Quote all of the data exactly as given. Skip every picture it contains.

----- INPUT DATA -----

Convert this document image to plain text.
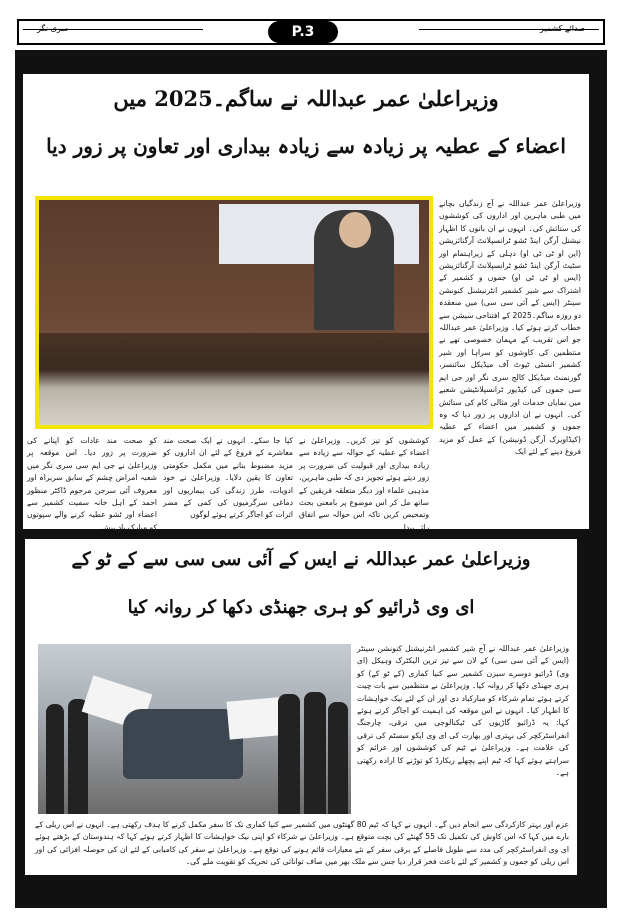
صدائے کشمیر
سری نگر	P.3
وزیراعلیٰ عمر عبداللہ نے ساگم۔2025 میں
اعضاء کے عطیہ پر زیادہ سے زیادہ بیداری اور تعاون پر زور دیا
وزیراعلیٰ عمر عبداللہ نے آج زندگیاں بچانے میں طبی ماہرین اور اداروں کی کوششوں کی ستائش کی۔ انہوں نے ان باتوں کا اظہار نیشنل آرگن اینڈ ٹشو ٹرانسپلانٹ آرگنائزیشن (این او ٹی ٹی او) دہلی کے زیراہتمام اور سٹیٹ آرگن اینڈ ٹشو ٹرانسپلانٹ آرگنائزیشن (ایس او ٹی ٹی او) جموں و کشمیر کے اشتراک سے شیر کشمیر انٹرنیشنل کنونشن سینٹر (ایس کے آئی سی سی) میں منعقدہ دو روزہ ساگم۔2025 کے افتتاحی سیشن سے خطاب کرتے ہوئے کیا۔ وزیراعلیٰ عمر عبداللہ جو اس تقریب کے مہمان خصوصی تھے نے منتظمین کی کاوشوں کو سراہا اور شیر کشمیر انسٹی ٹیوٹ آف میڈیکل سائنسز، گورنمنٹ میڈیکل کالج سری نگر اور جی ایم سی جموں کی کیڈیور ٹرانسپلانٹیشن شعبے میں نمایاں خدمات اور مثالی کام کی ستائش کی۔ انہوں نے ان اداروں پر زور دیا کہ وہ جموں و کشمیر میں اعضاء کے عطیہ (کیڈاویرک آرگن ڈونیشن) کے عمل کو مزید فروغ دینے کے لئے ایک
کوششوں کو تیز کریں۔ وزیراعلیٰ نے اعضاء کے عطیہ کے حوالہ سے زیادہ سے زیادہ بیداری اور قبولیت کی ضرورت پر زور دیتے ہوئے تجویز دی کہ طبی ماہرین، مذہبی علماء اور دیگر متعلقہ فریقین کے ساتھ مل کر اس موضوع پر بامعنی بحث وتمحیص کریں تاکہ اس حوالہ سے اتفاق رائے پیدا
کیا جا سکے۔ انہوں نے ایک صحت مند معاشرے کے فروغ کے لئے ان اداروں کو مزید مضبوط بنانے میں مکمل حکومتی تعاون کا یقین دلایا۔ وزیراعلیٰ نے خود ادویات، طرز زندگی کی بیماریوں اور دماغی سرگرمیوں کی کمی کے مضر اثرات کو اجاگر کرتے ہوئے لوگوں
کو صحت مند عادات کو اپنانے کی ضرورت پر زور دیا۔ اس موقعہ پر وزیراعلیٰ نے جی ایم سی سری نگر میں شعبہ امراض چشم کے سابق سربراہ اور معروف آئی سرجن مرحوم ڈاکٹر منظور احمد کے اہل خانہ سمیت کشمیر سے اعضاء اور ٹشو عطیہ کرنے والے سپوتوں کو مبارک باد پیش
وزیراعلیٰ عمر عبداللہ نے ایس کے آئی سی سی سے کے ٹو کے
ای وی ڈرائیو کو ہری جھنڈی دکھا کر روانہ کیا
وزیراعلیٰ عمر عبداللہ نے آج شیر کشمیر انٹرنیشنل کنونشن سینٹر (ایس کے آئی سی سی) کے لان سے تیز ترین الیکٹرک وہیکل (ای وی) ڈرائیو دوسرے سیزن کشمیر سے کنیا کماری (کے ٹو کے) کو ہری جھنڈی دکھا کر روانہ کیا۔ وزیراعلیٰ نے منتظمین سے بات چیت کرتے ہوئے تمام شرکاء کو مبارکباد دی اور ان کے لئے نیک خواہشات کا اظہار کیا۔ انہوں نے اس موقعہ کی اہمیت کو اجاگر کرتے ہوئے کہا: یہ ڈرائیو گاڑیوں کی ٹیکنالوجی میں ترقی، چارجنگ انفراسٹرکچر کی بہتری اور بھارت کی ای وی ایکو سسٹم کی ترقی کی علامت ہے۔ وزیراعلیٰ نے ٹیم کی کوششوں اور عزائم کو سراہتے ہوئے کہا کہ ٹیم اپنے پچھلے ریکارڈ کو توڑنے کا ارادہ رکھتی ہے۔
عزم اور بہتر کارکردگی سے انجام دیں گے۔ انہوں نے کہا کہ ٹیم 80 گھنٹوں میں کشمیر سے کنیا کماری تک کا سفر مکمل کرنے کا ہدف رکھتی ہے۔ انہوں نے اس ریلی کے بارے میں کہا کہ اس کاوش کی تکمیل تک 55 گھنٹے کی بچت متوقع ہے۔ وزیراعلیٰ نے شرکاء کو اپنی نیک خواہشات کا اظہار کرتے ہوئے کہا کہ ہندوستان کے بڑھتے ہوئے ای وی انفراسٹرکچر کی مدد سے طویل فاصلے کے برقی سفر کے نئے معیارات قائم ہونے کی توقع ہے۔ وزیراعلیٰ نے سفر کی کامیابی کے لئے ان کی حوصلہ افزائی کی اور اس ریلی کو جموں و کشمیر کے لئے باعث فخر قرار دیا جس سے ملک بھر میں صاف توانائی کی تحریک کو تقویت ملے گی۔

-----

SOLUTION:
Convert this document image to plain text.
صدائے کشمیر
سری نگر	P.3
وزیراعلیٰ عمر عبداللہ نے ساگم۔2025 میں
اعضاء کے عطیہ پر زیادہ سے زیادہ بیداری اور تعاون پر زور دیا
وزیراعلیٰ عمر عبداللہ نے آج زندگیاں بچانے میں طبی ماہرین اور اداروں کی کوششوں کی ستائش کی۔ انہوں نے ان باتوں کا اظہار نیشنل آرگن اینڈ ٹشو ٹرانسپلانٹ آرگنائزیشن (این او ٹی ٹی او) دہلی کے زیراہتمام اور سٹیٹ آرگن اینڈ ٹشو ٹرانسپلانٹ آرگنائزیشن (ایس او ٹی ٹی او) جموں و کشمیر کے اشتراک سے شیر کشمیر انٹرنیشنل کنونشن سینٹر (ایس کے آئی سی سی) میں منعقدہ دو روزہ ساگم۔2025 کے افتتاحی سیشن سے خطاب کرتے ہوئے کیا۔ وزیراعلیٰ عمر عبداللہ جو اس تقریب کے مہمان خصوصی تھے نے منتظمین کی کاوشوں کو سراہا اور شیر کشمیر انسٹی ٹیوٹ آف میڈیکل سائنسز، گورنمنٹ میڈیکل کالج سری نگر اور جی ایم سی جموں کی کیڈیور ٹرانسپلانٹیشن شعبے میں نمایاں خدمات اور مثالی کام کی ستائش کی۔ انہوں نے ان اداروں پر زور دیا کہ وہ جموں و کشمیر میں اعضاء کے عطیہ (کیڈاویرک آرگن ڈونیشن) کے عمل کو مزید فروغ دینے کے لئے ایک
کوششوں کو تیز کریں۔ وزیراعلیٰ نے اعضاء کے عطیہ کے حوالہ سے زیادہ سے زیادہ بیداری اور قبولیت کی ضرورت پر زور دیتے ہوئے تجویز دی کہ طبی ماہرین، مذہبی علماء اور دیگر متعلقہ فریقین کے ساتھ مل کر اس موضوع پر بامعنی بحث وتمحیص کریں تاکہ اس حوالہ سے اتفاق رائے پیدا
کیا جا سکے۔ انہوں نے ایک صحت مند معاشرے کے فروغ کے لئے ان اداروں کو مزید مضبوط بنانے میں مکمل حکومتی تعاون کا یقین دلایا۔ وزیراعلیٰ نے خود ادویات، طرز زندگی کی بیماریوں اور دماغی سرگرمیوں کی کمی کے مضر اثرات کو اجاگر کرتے ہوئے لوگوں
کو صحت مند عادات کو اپنانے کی ضرورت پر زور دیا۔ اس موقعہ پر وزیراعلیٰ نے جی ایم سی سری نگر میں شعبہ امراض چشم کے سابق سربراہ اور معروف آئی سرجن مرحوم ڈاکٹر منظور احمد کے اہل خانہ سمیت کشمیر سے اعضاء اور ٹشو عطیہ کرنے والے سپوتوں کو مبارک باد پیش
وزیراعلیٰ عمر عبداللہ نے ایس کے آئی سی سی سے کے ٹو کے
ای وی ڈرائیو کو ہری جھنڈی دکھا کر روانہ کیا
وزیراعلیٰ عمر عبداللہ نے آج شیر کشمیر انٹرنیشنل کنونشن سینٹر (ایس کے آئی سی سی) کے لان سے تیز ترین الیکٹرک وہیکل (ای وی) ڈرائیو دوسرے سیزن کشمیر سے کنیا کماری (کے ٹو کے) کو ہری جھنڈی دکھا کر روانہ کیا۔ وزیراعلیٰ نے منتظمین سے بات چیت کرتے ہوئے تمام شرکاء کو مبارکباد دی اور ان کے لئے نیک خواہشات کا اظہار کیا۔ انہوں نے اس موقعہ کی اہمیت کو اجاگر کرتے ہوئے کہا: یہ ڈرائیو گاڑیوں کی ٹیکنالوجی میں ترقی، چارجنگ انفراسٹرکچر کی بہتری اور بھارت کی ای وی ایکو سسٹم کی ترقی کی علامت ہے۔ وزیراعلیٰ نے ٹیم کی کوششوں اور عزائم کو سراہتے ہوئے کہا کہ ٹیم اپنے پچھلے ریکارڈ کو توڑنے کا ارادہ رکھتی ہے۔
عزم اور بہتر کارکردگی سے انجام دیں گے۔ انہوں نے کہا کہ ٹیم 80 گھنٹوں میں کشمیر سے کنیا کماری تک کا سفر مکمل کرنے کا ہدف رکھتی ہے۔ انہوں نے اس ریلی کے بارے میں کہا کہ اس کاوش کی تکمیل تک 55 گھنٹے کی بچت متوقع ہے۔ وزیراعلیٰ نے شرکاء کو اپنی نیک خواہشات کا اظہار کرتے ہوئے کہا کہ ہندوستان کے بڑھتے ہوئے ای وی انفراسٹرکچر کی مدد سے طویل فاصلے کے برقی سفر کے نئے معیارات قائم ہونے کی توقع ہے۔ وزیراعلیٰ نے سفر کی کامیابی کے لئے ان کی حوصلہ افزائی کی اور اس ریلی کو جموں و کشمیر کے لئے باعث فخر قرار دیا جس سے ملک بھر میں صاف توانائی کی تحریک کو تقویت ملے گی۔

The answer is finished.